STATED PROBLEM -> The records that follow are to be transcribed in full, without their images.
▬▬▬▬▬▬
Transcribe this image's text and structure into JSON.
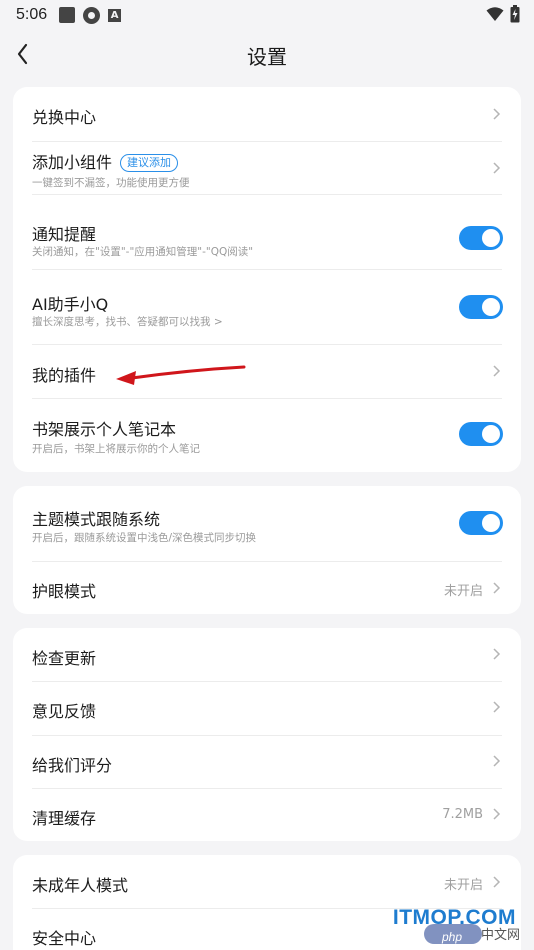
{
  "status_bar": {
    "time": "5:06",
    "left_icons": [
      "notification-square-icon",
      "sync-icon",
      "a-icon"
    ],
    "right_icons": [
      "wifi-icon",
      "battery-icon"
    ]
  },
  "header": {
    "title": "设置",
    "back_icon": "chevron-left-icon"
  },
  "sections": [
    {
      "rows": [
        {
          "title": "兑换中心",
          "type": "link"
        },
        {
          "title": "添加小组件",
          "badge": "建议添加",
          "subtitle": "一键签到不漏签，功能使用更方便",
          "type": "link"
        },
        {
          "title": "通知提醒",
          "subtitle": "关闭通知，在\"设置\"-\"应用通知管理\"-\"QQ阅读\"",
          "type": "toggle",
          "on": true
        },
        {
          "title": "AI助手小Q",
          "subtitle": "擅长深度思考，找书、答疑都可以找我 >",
          "type": "toggle",
          "on": true
        },
        {
          "title": "我的插件",
          "type": "link"
        },
        {
          "title": "书架展示个人笔记本",
          "subtitle": "开启后，书架上将展示你的个人笔记",
          "type": "toggle",
          "on": true
        }
      ]
    },
    {
      "rows": [
        {
          "title": "主题模式跟随系统",
          "subtitle": "开启后，跟随系统设置中浅色/深色模式同步切换",
          "type": "toggle",
          "on": true
        },
        {
          "title": "护眼模式",
          "value": "未开启",
          "type": "link"
        }
      ]
    },
    {
      "rows": [
        {
          "title": "检查更新",
          "type": "link"
        },
        {
          "title": "意见反馈",
          "type": "link"
        },
        {
          "title": "给我们评分",
          "type": "link"
        },
        {
          "title": "清理缓存",
          "value": "7.2MB",
          "type": "link"
        }
      ]
    },
    {
      "rows": [
        {
          "title": "未成年人模式",
          "value": "未开启",
          "type": "link"
        },
        {
          "title": "安全中心",
          "type": "link"
        }
      ]
    }
  ],
  "watermark": {
    "main": "ITMOP.COM",
    "php": "php",
    "cn": "中文网"
  },
  "colors": {
    "accent": "#1f8ff0",
    "background": "#f4f4f6",
    "annotation_arrow": "#d0161b"
  }
}
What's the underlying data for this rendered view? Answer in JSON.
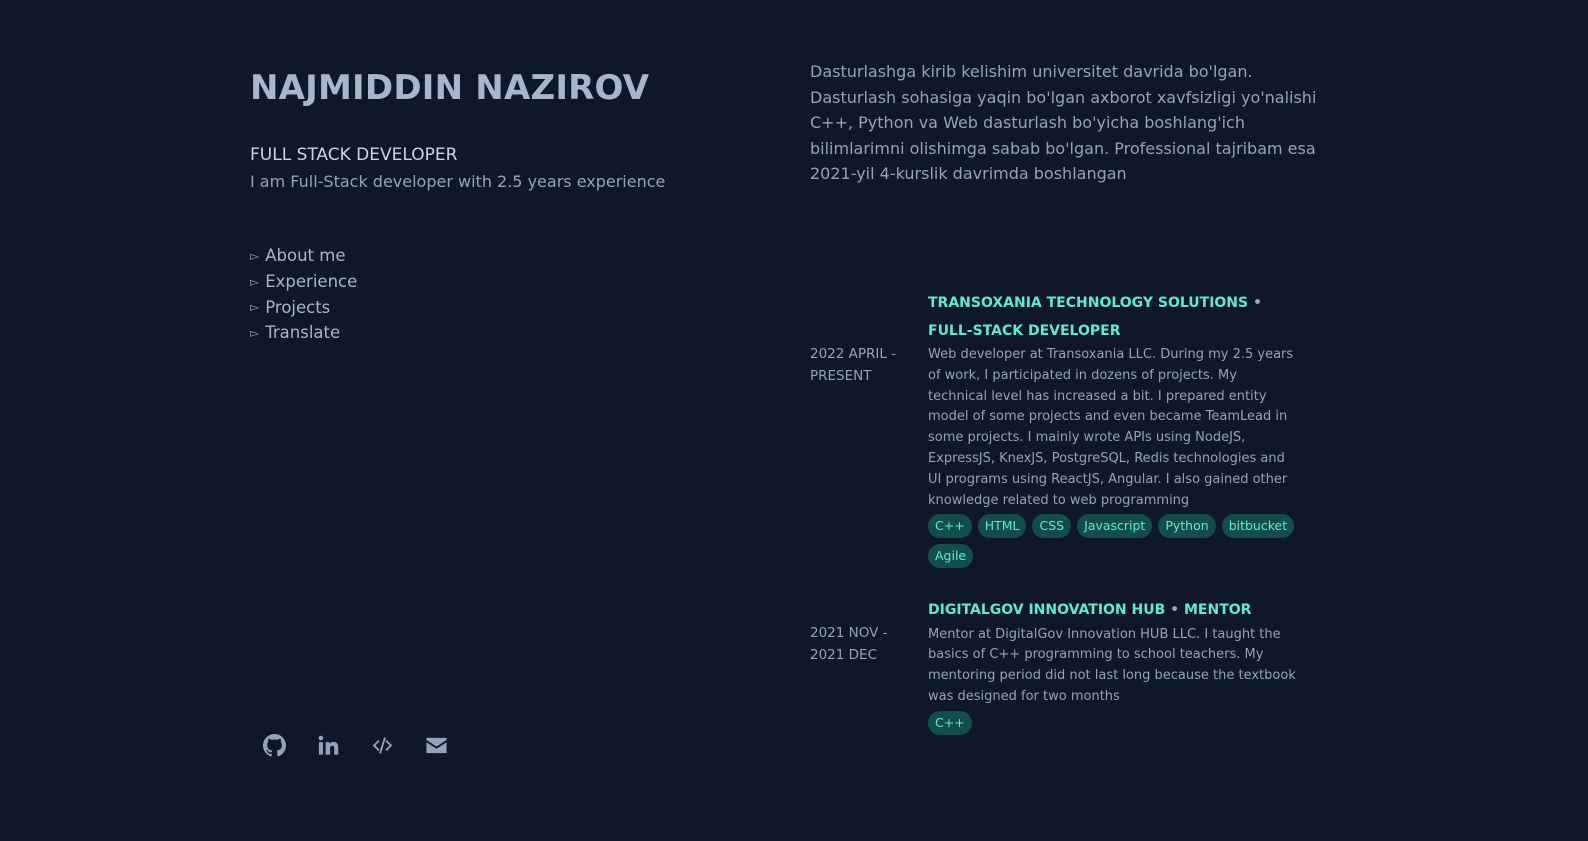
{
  "profile": {
    "name": "NAJMIDDIN NAZIROV",
    "role": "FULL STACK DEVELOPER",
    "tagline": "I am Full-Stack developer with 2.5 years experience"
  },
  "nav": {
    "items": [
      {
        "label": "About me"
      },
      {
        "label": "Experience"
      },
      {
        "label": "Projects"
      },
      {
        "label": "Translate"
      }
    ]
  },
  "social": {
    "icons": [
      "github-icon",
      "linkedin-icon",
      "code-icon",
      "envelope-icon"
    ]
  },
  "about": {
    "text": "Dasturlashga kirib kelishim universitet davrida bo'lgan. Dasturlash sohasiga yaqin bo'lgan axborot xavfsizligi yo'nalishi C++, Python va Web dasturlash bo'yicha boshlang'ich bilimlarimni olishimga sabab bo'lgan. Professional tajribam esa 2021-yil 4-kurslik davrimda boshlangan"
  },
  "experience": [
    {
      "date": "2022 April - Present",
      "company": "Transoxania Technology Solutions",
      "separator": "•",
      "position": "Full-Stack Developer",
      "description": "Web developer at Transoxania LLC. During my 2.5 years of work, I participated in dozens of projects. My technical level has increased a bit. I prepared entity model of some projects and even became TeamLead in some projects. I mainly wrote APIs using NodeJS, ExpressJS, KnexJS, PostgreSQL, Redis technologies and UI programs using ReactJS, Angular. I also gained other knowledge related to web programming",
      "tags": [
        "C++",
        "HTML",
        "CSS",
        "Javascript",
        "Python",
        "bitbucket",
        "Agile"
      ]
    },
    {
      "date": "2021 Nov - 2021 Dec",
      "company": "DigitalGov Innovation Hub",
      "separator": "•",
      "position": "Mentor",
      "description": "Mentor at DigitalGov Innovation HUB LLC. I taught the basics of C++ programming to school teachers. My mentoring period did not last long because the textbook was designed for two months",
      "tags": [
        "C++"
      ]
    }
  ],
  "colors": {
    "background": "#0f172a",
    "text": "#94a3b8",
    "heading": "#a8b6cc",
    "accent": "#5eead4",
    "tag_bg": "#134e4a"
  }
}
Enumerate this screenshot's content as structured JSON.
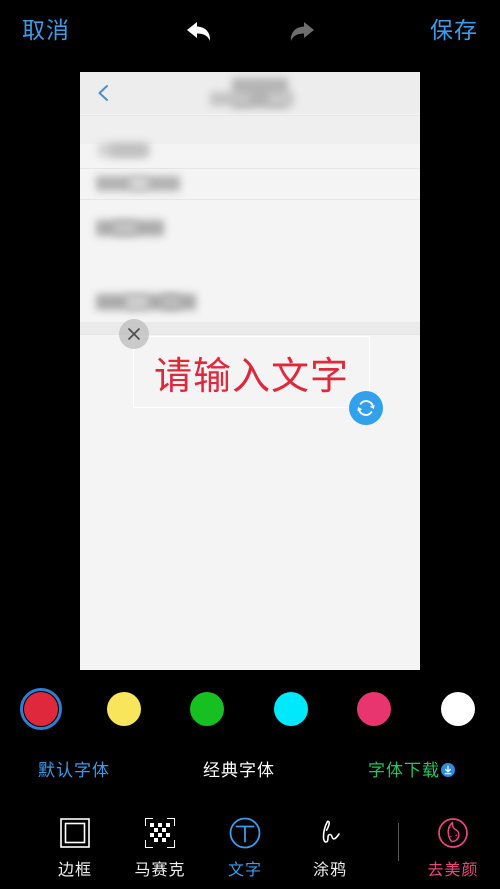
{
  "topbar": {
    "cancel_label": "取消",
    "save_label": "保存",
    "undo_icon": "undo-arrow-icon",
    "redo_icon": "redo-arrow-icon"
  },
  "canvas": {
    "back_icon": "back-chevron-icon",
    "text_overlay": {
      "value": "请输入文字",
      "color": "#E0283C",
      "close_icon": "close-icon",
      "rotate_icon": "rotate-handle-icon"
    }
  },
  "colors": {
    "selected_index": 0,
    "ring_color": "#2E7FD4",
    "swatches": [
      {
        "name": "red",
        "hex": "#E0283C",
        "selected": true
      },
      {
        "name": "yellow",
        "hex": "#F8E55C",
        "selected": false
      },
      {
        "name": "green",
        "hex": "#15C020",
        "selected": false
      },
      {
        "name": "cyan",
        "hex": "#00E8FB",
        "selected": false
      },
      {
        "name": "pink",
        "hex": "#E8356F",
        "selected": false
      },
      {
        "name": "white",
        "hex": "#FFFFFF",
        "selected": false
      }
    ]
  },
  "fonts": {
    "items": [
      {
        "label": "默认字体",
        "color": "#3D9BE9",
        "selected": true,
        "badge": false
      },
      {
        "label": "经典字体",
        "color": "#FFFFFF",
        "selected": false,
        "badge": false
      },
      {
        "label": "字体下载",
        "color": "#22C55E",
        "selected": false,
        "badge": true,
        "badge_icon": "download-icon"
      }
    ]
  },
  "toolbar": {
    "items": [
      {
        "label": "边框",
        "icon": "border-frame-icon",
        "active": false
      },
      {
        "label": "马赛克",
        "icon": "mosaic-icon",
        "active": false
      },
      {
        "label": "文字",
        "icon": "text-circle-t-icon",
        "active": true
      },
      {
        "label": "涂鸦",
        "icon": "doodle-brush-icon",
        "active": false
      },
      {
        "label": "去美颜",
        "icon": "debeautify-face-icon",
        "active": false
      }
    ]
  }
}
▬▬▬▬▬▬
PROBLEM SOLUTION ->
Transcribe this image's text and structure into JSON.
{
  "status_bar": {
    "time": "5:06",
    "left_icons": [
      "notification-square-icon",
      "sync-icon",
      "a-icon"
    ],
    "right_icons": [
      "wifi-icon",
      "battery-icon"
    ]
  },
  "header": {
    "title": "设置",
    "back_icon": "chevron-left-icon"
  },
  "sections": [
    {
      "rows": [
        {
          "title": "兑换中心",
          "type": "link"
        },
        {
          "title": "添加小组件",
          "badge": "建议添加",
          "subtitle": "一键签到不漏签，功能使用更方便",
          "type": "link"
        },
        {
          "title": "通知提醒",
          "subtitle": "关闭通知，在\"设置\"-\"应用通知管理\"-\"QQ阅读\"",
          "type": "toggle",
          "on": true
        },
        {
          "title": "AI助手小Q",
          "subtitle": "擅长深度思考，找书、答疑都可以找我 >",
          "type": "toggle",
          "on": true
        },
        {
          "title": "我的插件",
          "type": "link"
        },
        {
          "title": "书架展示个人笔记本",
          "subtitle": "开启后，书架上将展示你的个人笔记",
          "type": "toggle",
          "on": true
        }
      ]
    },
    {
      "rows": [
        {
          "title": "主题模式跟随系统",
          "subtitle": "开启后，跟随系统设置中浅色/深色模式同步切换",
          "type": "toggle",
          "on": true
        },
        {
          "title": "护眼模式",
          "value": "未开启",
          "type": "link"
        }
      ]
    },
    {
      "rows": [
        {
          "title": "检查更新",
          "type": "link"
        },
        {
          "title": "意见反馈",
          "type": "link"
        },
        {
          "title": "给我们评分",
          "type": "link"
        },
        {
          "title": "清理缓存",
          "value": "7.2MB",
          "type": "link"
        }
      ]
    },
    {
      "rows": [
        {
          "title": "未成年人模式",
          "value": "未开启",
          "type": "link"
        },
        {
          "title": "安全中心",
          "type": "link"
        }
      ]
    }
  ],
  "watermark": {
    "main": "ITMOP.COM",
    "php": "php",
    "cn": "中文网"
  },
  "colors": {
    "accent": "#1f8ff0",
    "background": "#f4f4f6",
    "annotation_arrow": "#d0161b"
  }
}
What's the underlying data for this rendered view? Answer in JSON.
{
  "profile": {
    "name": "NAJMIDDIN NAZIROV",
    "role": "FULL STACK DEVELOPER",
    "tagline": "I am Full-Stack developer with 2.5 years experience"
  },
  "nav": {
    "items": [
      {
        "label": "About me"
      },
      {
        "label": "Experience"
      },
      {
        "label": "Projects"
      },
      {
        "label": "Translate"
      }
    ]
  },
  "social": {
    "icons": [
      "github-icon",
      "linkedin-icon",
      "code-icon",
      "envelope-icon"
    ]
  },
  "about": {
    "text": "Dasturlashga kirib kelishim universitet davrida bo'lgan. Dasturlash sohasiga yaqin bo'lgan axborot xavfsizligi yo'nalishi C++, Python va Web dasturlash bo'yicha boshlang'ich bilimlarimni olishimga sabab bo'lgan. Professional tajribam esa 2021-yil 4-kurslik davrimda boshlangan"
  },
  "experience": [
    {
      "date": "2022 April - Present",
      "company": "Transoxania Technology Solutions",
      "separator": "•",
      "position": "Full-Stack Developer",
      "description": "Web developer at Transoxania LLC. During my 2.5 years of work, I participated in dozens of projects. My technical level has increased a bit. I prepared entity model of some projects and even became TeamLead in some projects. I mainly wrote APIs using NodeJS, ExpressJS, KnexJS, PostgreSQL, Redis technologies and UI programs using ReactJS, Angular. I also gained other knowledge related to web programming",
      "tags": [
        "C++",
        "HTML",
        "CSS",
        "Javascript",
        "Python",
        "bitbucket",
        "Agile"
      ]
    },
    {
      "date": "2021 Nov - 2021 Dec",
      "company": "DigitalGov Innovation Hub",
      "separator": "•",
      "position": "Mentor",
      "description": "Mentor at DigitalGov Innovation HUB LLC. I taught the basics of C++ programming to school teachers. My mentoring period did not last long because the textbook was designed for two months",
      "tags": [
        "C++"
      ]
    }
  ],
  "colors": {
    "background": "#0f172a",
    "text": "#94a3b8",
    "heading": "#a8b6cc",
    "accent": "#5eead4",
    "tag_bg": "#134e4a"
  }
}
Enumerate this screenshot's content as structured JSON.
{
  "topbar": {
    "cancel_label": "取消",
    "save_label": "保存",
    "undo_icon": "undo-arrow-icon",
    "redo_icon": "redo-arrow-icon"
  },
  "canvas": {
    "back_icon": "back-chevron-icon",
    "text_overlay": {
      "value": "请输入文字",
      "color": "#E0283C",
      "close_icon": "close-icon",
      "rotate_icon": "rotate-handle-icon"
    }
  },
  "colors": {
    "selected_index": 0,
    "ring_color": "#2E7FD4",
    "swatches": [
      {
        "name": "red",
        "hex": "#E0283C",
        "selected": true
      },
      {
        "name": "yellow",
        "hex": "#F8E55C",
        "selected": false
      },
      {
        "name": "green",
        "hex": "#15C020",
        "selected": false
      },
      {
        "name": "cyan",
        "hex": "#00E8FB",
        "selected": false
      },
      {
        "name": "pink",
        "hex": "#E8356F",
        "selected": false
      },
      {
        "name": "white",
        "hex": "#FFFFFF",
        "selected": false
      }
    ]
  },
  "fonts": {
    "items": [
      {
        "label": "默认字体",
        "color": "#3D9BE9",
        "selected": true,
        "badge": false
      },
      {
        "label": "经典字体",
        "color": "#FFFFFF",
        "selected": false,
        "badge": false
      },
      {
        "label": "字体下载",
        "color": "#22C55E",
        "selected": false,
        "badge": true,
        "badge_icon": "download-icon"
      }
    ]
  },
  "toolbar": {
    "items": [
      {
        "label": "边框",
        "icon": "border-frame-icon",
        "active": false
      },
      {
        "label": "马赛克",
        "icon": "mosaic-icon",
        "active": false
      },
      {
        "label": "文字",
        "icon": "text-circle-t-icon",
        "active": true
      },
      {
        "label": "涂鸦",
        "icon": "doodle-brush-icon",
        "active": false
      },
      {
        "label": "去美颜",
        "icon": "debeautify-face-icon",
        "active": false
      }
    ]
  }
}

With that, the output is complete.